What is needed: Exactly repeat the material, dropping only the pictures.

Records from a collection of figures
- - - - -

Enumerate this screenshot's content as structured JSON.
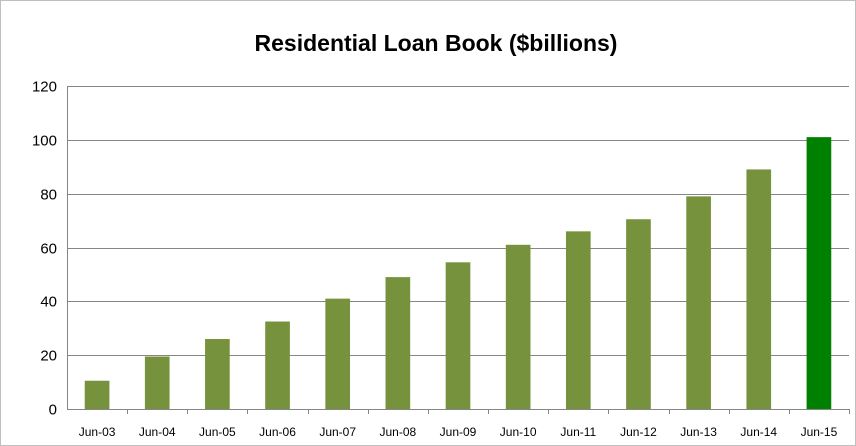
{
  "chart_data": {
    "type": "bar",
    "title": "Residential Loan Book ($billions)",
    "xlabel": "",
    "ylabel": "",
    "ylim": [
      0,
      120
    ],
    "yticks": [
      0,
      20,
      40,
      60,
      80,
      100,
      120
    ],
    "grid": true,
    "legend": "none",
    "categories": [
      "Jun-03",
      "Jun-04",
      "Jun-05",
      "Jun-06",
      "Jun-07",
      "Jun-08",
      "Jun-09",
      "Jun-10",
      "Jun-11",
      "Jun-12",
      "Jun-13",
      "Jun-14",
      "Jun-15"
    ],
    "values": [
      10.5,
      19.5,
      26,
      32.5,
      41,
      49,
      54.5,
      61,
      66,
      70.5,
      79,
      89,
      101
    ],
    "colors": {
      "bar": "#76923c",
      "highlight": "#008000",
      "grid": "#868686",
      "axis": "#868686"
    },
    "highlight_category": "Jun-15"
  }
}
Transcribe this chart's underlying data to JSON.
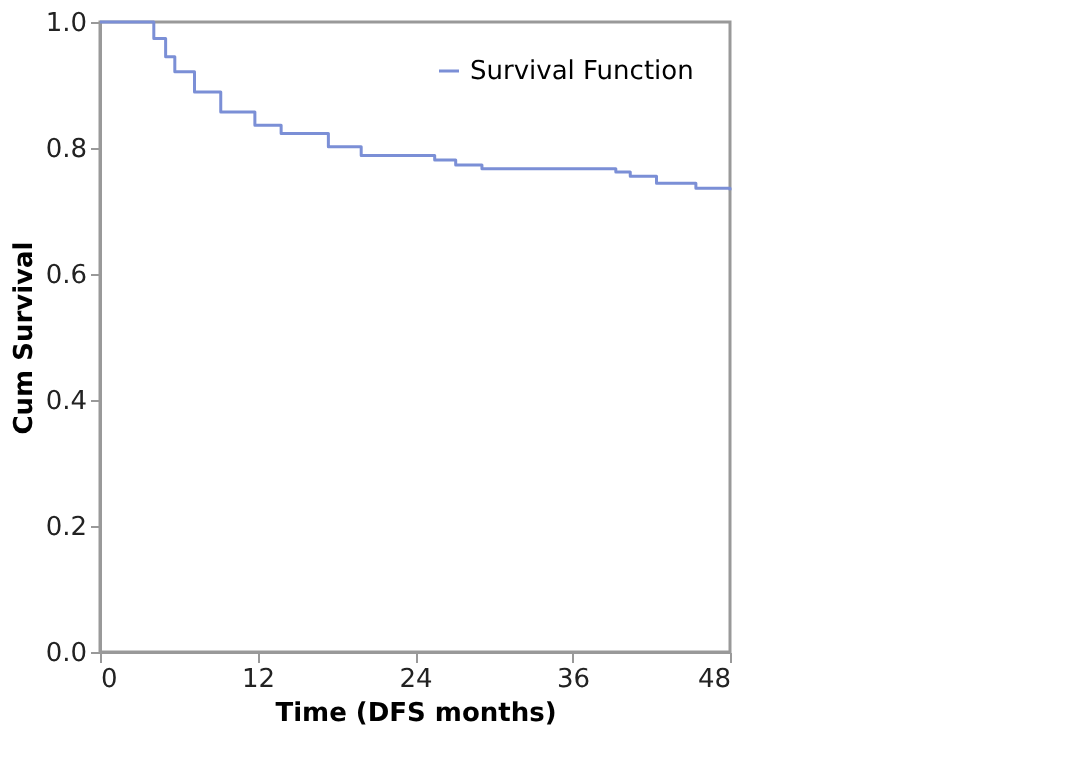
{
  "chart_data": {
    "type": "step",
    "xlabel": "Time (DFS months)",
    "ylabel": "Cum Survival",
    "x": [
      0,
      3.1,
      4.1,
      5.0,
      5.7,
      7.2,
      9.2,
      11.8,
      13.8,
      17.4,
      19.9,
      23.5,
      25.5,
      27.1,
      29.1,
      39.3,
      40.4,
      42.4,
      45.4,
      48
    ],
    "series": [
      {
        "name": "Survival Function",
        "color": "#7b8fd6",
        "values": [
          1.0,
          1.0,
          0.974,
          0.945,
          0.921,
          0.889,
          0.857,
          0.836,
          0.823,
          0.802,
          0.788,
          0.788,
          0.781,
          0.773,
          0.767,
          0.762,
          0.755,
          0.744,
          0.736,
          0.733
        ]
      }
    ],
    "xlim": [
      0,
      48
    ],
    "xticks": [
      0,
      12,
      24,
      36,
      48
    ],
    "ylim": [
      0,
      1.0
    ],
    "yticks": [
      {
        "value": 0,
        "label": "0.0"
      },
      {
        "value": 0.2,
        "label": "0.2"
      },
      {
        "value": 0.4,
        "label": "0.4"
      },
      {
        "value": 0.6,
        "label": "0.6"
      },
      {
        "value": 0.8,
        "label": "0.8"
      },
      {
        "value": 1.0,
        "label": "1.0"
      }
    ],
    "grid": false,
    "legend": "top right",
    "marker": "none",
    "line_style": "solid"
  }
}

- - - - -

Output below:
Enumerate this screenshot's content as structured JSON.
{
  "chart_data": {
    "type": "bar",
    "title": "Residential Loan Book ($billions)",
    "xlabel": "",
    "ylabel": "",
    "ylim": [
      0,
      120
    ],
    "yticks": [
      0,
      20,
      40,
      60,
      80,
      100,
      120
    ],
    "grid": true,
    "legend": "none",
    "categories": [
      "Jun-03",
      "Jun-04",
      "Jun-05",
      "Jun-06",
      "Jun-07",
      "Jun-08",
      "Jun-09",
      "Jun-10",
      "Jun-11",
      "Jun-12",
      "Jun-13",
      "Jun-14",
      "Jun-15"
    ],
    "values": [
      10.5,
      19.5,
      26,
      32.5,
      41,
      49,
      54.5,
      61,
      66,
      70.5,
      79,
      89,
      101
    ],
    "colors": {
      "bar": "#76923c",
      "highlight": "#008000",
      "grid": "#868686",
      "axis": "#868686"
    },
    "highlight_category": "Jun-15"
  }
}
Transcribe this chart's underlying data to JSON.
{
  "chart_data": {
    "type": "step",
    "xlabel": "Time (DFS months)",
    "ylabel": "Cum Survival",
    "x": [
      0,
      3.1,
      4.1,
      5.0,
      5.7,
      7.2,
      9.2,
      11.8,
      13.8,
      17.4,
      19.9,
      23.5,
      25.5,
      27.1,
      29.1,
      39.3,
      40.4,
      42.4,
      45.4,
      48
    ],
    "series": [
      {
        "name": "Survival Function",
        "color": "#7b8fd6",
        "values": [
          1.0,
          1.0,
          0.974,
          0.945,
          0.921,
          0.889,
          0.857,
          0.836,
          0.823,
          0.802,
          0.788,
          0.788,
          0.781,
          0.773,
          0.767,
          0.762,
          0.755,
          0.744,
          0.736,
          0.733
        ]
      }
    ],
    "xlim": [
      0,
      48
    ],
    "xticks": [
      0,
      12,
      24,
      36,
      48
    ],
    "ylim": [
      0,
      1.0
    ],
    "yticks": [
      {
        "value": 0,
        "label": "0.0"
      },
      {
        "value": 0.2,
        "label": "0.2"
      },
      {
        "value": 0.4,
        "label": "0.4"
      },
      {
        "value": 0.6,
        "label": "0.6"
      },
      {
        "value": 0.8,
        "label": "0.8"
      },
      {
        "value": 1.0,
        "label": "1.0"
      }
    ],
    "grid": false,
    "legend": "top right",
    "marker": "none",
    "line_style": "solid"
  }
}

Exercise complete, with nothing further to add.